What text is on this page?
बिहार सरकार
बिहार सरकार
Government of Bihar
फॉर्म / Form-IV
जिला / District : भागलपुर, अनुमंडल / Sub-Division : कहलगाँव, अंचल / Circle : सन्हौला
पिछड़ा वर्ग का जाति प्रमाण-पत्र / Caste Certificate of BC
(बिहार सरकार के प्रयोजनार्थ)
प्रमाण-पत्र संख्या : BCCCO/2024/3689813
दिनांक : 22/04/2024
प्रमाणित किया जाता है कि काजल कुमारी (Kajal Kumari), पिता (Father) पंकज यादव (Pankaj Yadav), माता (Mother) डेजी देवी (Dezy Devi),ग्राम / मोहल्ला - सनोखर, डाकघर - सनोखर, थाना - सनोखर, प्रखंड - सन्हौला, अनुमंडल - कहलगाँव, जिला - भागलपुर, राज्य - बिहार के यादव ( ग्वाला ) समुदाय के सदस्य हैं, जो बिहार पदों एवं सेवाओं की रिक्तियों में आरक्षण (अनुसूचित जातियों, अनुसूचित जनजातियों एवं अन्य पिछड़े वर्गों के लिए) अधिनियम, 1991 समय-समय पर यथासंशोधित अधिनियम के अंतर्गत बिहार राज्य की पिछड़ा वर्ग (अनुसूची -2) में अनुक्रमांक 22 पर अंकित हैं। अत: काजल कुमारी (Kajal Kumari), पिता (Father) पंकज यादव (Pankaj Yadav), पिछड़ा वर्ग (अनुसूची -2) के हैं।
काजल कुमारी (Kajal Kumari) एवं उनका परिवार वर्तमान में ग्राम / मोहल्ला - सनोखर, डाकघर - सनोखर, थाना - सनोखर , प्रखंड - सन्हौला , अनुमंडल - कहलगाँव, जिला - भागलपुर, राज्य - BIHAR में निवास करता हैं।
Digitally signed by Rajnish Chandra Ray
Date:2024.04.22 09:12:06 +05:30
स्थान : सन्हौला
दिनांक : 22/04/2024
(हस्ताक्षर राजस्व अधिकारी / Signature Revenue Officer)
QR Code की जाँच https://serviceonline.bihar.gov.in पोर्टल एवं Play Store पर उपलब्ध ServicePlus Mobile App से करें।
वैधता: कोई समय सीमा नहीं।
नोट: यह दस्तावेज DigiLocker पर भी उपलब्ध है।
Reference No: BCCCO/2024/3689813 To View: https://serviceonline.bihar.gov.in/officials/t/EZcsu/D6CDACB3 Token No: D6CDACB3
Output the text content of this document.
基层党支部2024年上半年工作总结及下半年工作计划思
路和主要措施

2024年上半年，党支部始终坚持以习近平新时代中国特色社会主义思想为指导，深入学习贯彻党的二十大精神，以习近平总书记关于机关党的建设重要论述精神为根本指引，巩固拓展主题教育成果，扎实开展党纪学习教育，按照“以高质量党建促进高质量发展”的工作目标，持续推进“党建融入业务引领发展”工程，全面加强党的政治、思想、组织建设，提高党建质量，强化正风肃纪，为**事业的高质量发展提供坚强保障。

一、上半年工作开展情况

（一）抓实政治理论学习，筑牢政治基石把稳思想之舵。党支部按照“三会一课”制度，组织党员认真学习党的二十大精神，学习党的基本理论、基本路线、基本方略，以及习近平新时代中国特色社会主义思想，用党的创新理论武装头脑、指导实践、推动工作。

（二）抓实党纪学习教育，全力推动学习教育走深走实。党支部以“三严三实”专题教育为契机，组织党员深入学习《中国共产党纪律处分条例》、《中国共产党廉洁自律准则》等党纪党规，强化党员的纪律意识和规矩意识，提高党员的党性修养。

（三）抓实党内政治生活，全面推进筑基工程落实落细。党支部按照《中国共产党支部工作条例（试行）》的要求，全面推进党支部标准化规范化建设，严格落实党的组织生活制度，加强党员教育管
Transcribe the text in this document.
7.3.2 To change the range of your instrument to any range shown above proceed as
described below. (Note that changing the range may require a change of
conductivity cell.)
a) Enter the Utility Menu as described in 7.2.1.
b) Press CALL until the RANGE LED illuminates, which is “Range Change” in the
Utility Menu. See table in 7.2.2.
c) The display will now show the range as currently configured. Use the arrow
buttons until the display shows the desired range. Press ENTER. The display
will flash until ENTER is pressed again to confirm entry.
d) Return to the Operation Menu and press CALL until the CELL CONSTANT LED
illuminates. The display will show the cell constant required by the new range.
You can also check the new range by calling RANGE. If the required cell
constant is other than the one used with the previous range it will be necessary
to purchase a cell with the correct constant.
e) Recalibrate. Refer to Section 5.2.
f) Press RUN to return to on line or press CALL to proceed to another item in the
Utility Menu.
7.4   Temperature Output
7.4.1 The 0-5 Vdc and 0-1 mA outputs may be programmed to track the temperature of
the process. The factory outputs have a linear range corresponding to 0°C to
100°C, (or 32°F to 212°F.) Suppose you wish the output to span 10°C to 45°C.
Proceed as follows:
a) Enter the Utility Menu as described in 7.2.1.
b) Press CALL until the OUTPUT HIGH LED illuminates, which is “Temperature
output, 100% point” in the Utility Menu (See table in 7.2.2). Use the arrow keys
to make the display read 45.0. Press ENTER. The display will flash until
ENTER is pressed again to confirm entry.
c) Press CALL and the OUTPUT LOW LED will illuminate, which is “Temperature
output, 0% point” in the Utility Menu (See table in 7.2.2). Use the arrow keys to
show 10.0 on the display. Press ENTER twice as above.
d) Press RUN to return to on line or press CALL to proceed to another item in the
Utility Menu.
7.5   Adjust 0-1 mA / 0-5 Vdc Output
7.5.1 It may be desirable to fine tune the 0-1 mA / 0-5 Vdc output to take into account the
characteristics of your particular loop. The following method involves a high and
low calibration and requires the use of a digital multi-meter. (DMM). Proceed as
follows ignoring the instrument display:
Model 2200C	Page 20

^^^^^^^^^^^^^^^^

Take the lines above and print them exactly.

What text is on this page?
बिहार सरकार
बिहार सरकार
Government of Bihar
फॉर्म / Form-IV
जिला / District : भागलपुर, अनुमंडल / Sub-Division : कहलगाँव, अंचल / Circle : सन्हौला
पिछड़ा वर्ग का जाति प्रमाण-पत्र / Caste Certificate of BC
(बिहार सरकार के प्रयोजनार्थ)
प्रमाण-पत्र संख्या : BCCCO/2024/3689813
दिनांक : 22/04/2024
प्रमाणित किया जाता है कि काजल कुमारी (Kajal Kumari), पिता (Father) पंकज यादव (Pankaj Yadav), माता (Mother) डेजी देवी (Dezy Devi),ग्राम / मोहल्ला - सनोखर, डाकघर - सनोखर, थाना - सनोखर, प्रखंड - सन्हौला, अनुमंडल - कहलगाँव, जिला - भागलपुर, राज्य - बिहार के यादव ( ग्वाला ) समुदाय के सदस्य हैं, जो बिहार पदों एवं सेवाओं की रिक्तियों में आरक्षण (अनुसूचित जातियों, अनुसूचित जनजातियों एवं अन्य पिछड़े वर्गों के लिए) अधिनियम, 1991 समय-समय पर यथासंशोधित अधिनियम के अंतर्गत बिहार राज्य की पिछड़ा वर्ग (अनुसूची -2) में अनुक्रमांक 22 पर अंकित हैं। अत: काजल कुमारी (Kajal Kumari), पिता (Father) पंकज यादव (Pankaj Yadav), पिछड़ा वर्ग (अनुसूची -2) के हैं।
काजल कुमारी (Kajal Kumari) एवं उनका परिवार वर्तमान में ग्राम / मोहल्ला - सनोखर, डाकघर - सनोखर, थाना - सनोखर , प्रखंड - सन्हौला , अनुमंडल - कहलगाँव, जिला - भागलपुर, राज्य - BIHAR में निवास करता हैं।
Digitally signed by Rajnish Chandra Ray
Date:2024.04.22 09:12:06 +05:30
स्थान : सन्हौला
दिनांक : 22/04/2024
(हस्ताक्षर राजस्व अधिकारी / Signature Revenue Officer)
QR Code की जाँच https://serviceonline.bihar.gov.in पोर्टल एवं Play Store पर उपलब्ध ServicePlus Mobile App से करें।
वैधता: कोई समय सीमा नहीं।
नोट: यह दस्तावेज DigiLocker पर भी उपलब्ध है।
Reference No: BCCCO/2024/3689813 To View: https://serviceonline.bihar.gov.in/officials/t/EZcsu/D6CDACB3 Token No: D6CDACB3
Output the text content of this document.
基层党支部2024年上半年工作总结及下半年工作计划思
路和主要措施

2024年上半年，党支部始终坚持以习近平新时代中国特色社会主义思想为指导，深入学习贯彻党的二十大精神，以习近平总书记关于机关党的建设重要论述精神为根本指引，巩固拓展主题教育成果，扎实开展党纪学习教育，按照“以高质量党建促进高质量发展”的工作目标，持续推进“党建融入业务引领发展”工程，全面加强党的政治、思想、组织建设，提高党建质量，强化正风肃纪，为**事业的高质量发展提供坚强保障。

一、上半年工作开展情况

（一）抓实政治理论学习，筑牢政治基石把稳思想之舵。党支部按照“三会一课”制度，组织党员认真学习党的二十大精神，学习党的基本理论、基本路线、基本方略，以及习近平新时代中国特色社会主义思想，用党的创新理论武装头脑、指导实践、推动工作。

（二）抓实党纪学习教育，全力推动学习教育走深走实。党支部以“三严三实”专题教育为契机，组织党员深入学习《中国共产党纪律处分条例》、《中国共产党廉洁自律准则》等党纪党规，强化党员的纪律意识和规矩意识，提高党员的党性修养。

（三）抓实党内政治生活，全面推进筑基工程落实落细。党支部按照《中国共产党支部工作条例（试行）》的要求，全面推进党支部标准化规范化建设，严格落实党的组织生活制度，加强党员教育管
Transcribe the text in this document.
7.3.2 To change the range of your instrument to any range shown above proceed as
described below. (Note that changing the range may require a change of
conductivity cell.)
a) Enter the Utility Menu as described in 7.2.1.
b) Press CALL until the RANGE LED illuminates, which is “Range Change” in the
Utility Menu. See table in 7.2.2.
c) The display will now show the range as currently configured. Use the arrow
buttons until the display shows the desired range. Press ENTER. The display
will flash until ENTER is pressed again to confirm entry.
d) Return to the Operation Menu and press CALL until the CELL CONSTANT LED
illuminates. The display will show the cell constant required by the new range.
You can also check the new range by calling RANGE. If the required cell
constant is other than the one used with the previous range it will be necessary
to purchase a cell with the correct constant.
e) Recalibrate. Refer to Section 5.2.
f) Press RUN to return to on line or press CALL to proceed to another item in the
Utility Menu.
7.4   Temperature Output
7.4.1 The 0-5 Vdc and 0-1 mA outputs may be programmed to track the temperature of
the process. The factory outputs have a linear range corresponding to 0°C to
100°C, (or 32°F to 212°F.) Suppose you wish the output to span 10°C to 45°C.
Proceed as follows:
a) Enter the Utility Menu as described in 7.2.1.
b) Press CALL until the OUTPUT HIGH LED illuminates, which is “Temperature
output, 100% point” in the Utility Menu (See table in 7.2.2). Use the arrow keys
to make the display read 45.0. Press ENTER. The display will flash until
ENTER is pressed again to confirm entry.
c) Press CALL and the OUTPUT LOW LED will illuminate, which is “Temperature
output, 0% point” in the Utility Menu (See table in 7.2.2). Use the arrow keys to
show 10.0 on the display. Press ENTER twice as above.
d) Press RUN to return to on line or press CALL to proceed to another item in the
Utility Menu.
7.5   Adjust 0-1 mA / 0-5 Vdc Output
7.5.1 It may be desirable to fine tune the 0-1 mA / 0-5 Vdc output to take into account the
characteristics of your particular loop. The following method involves a high and
low calibration and requires the use of a digital multi-meter. (DMM). Proceed as
follows ignoring the instrument display:
Model 2200C	Page 20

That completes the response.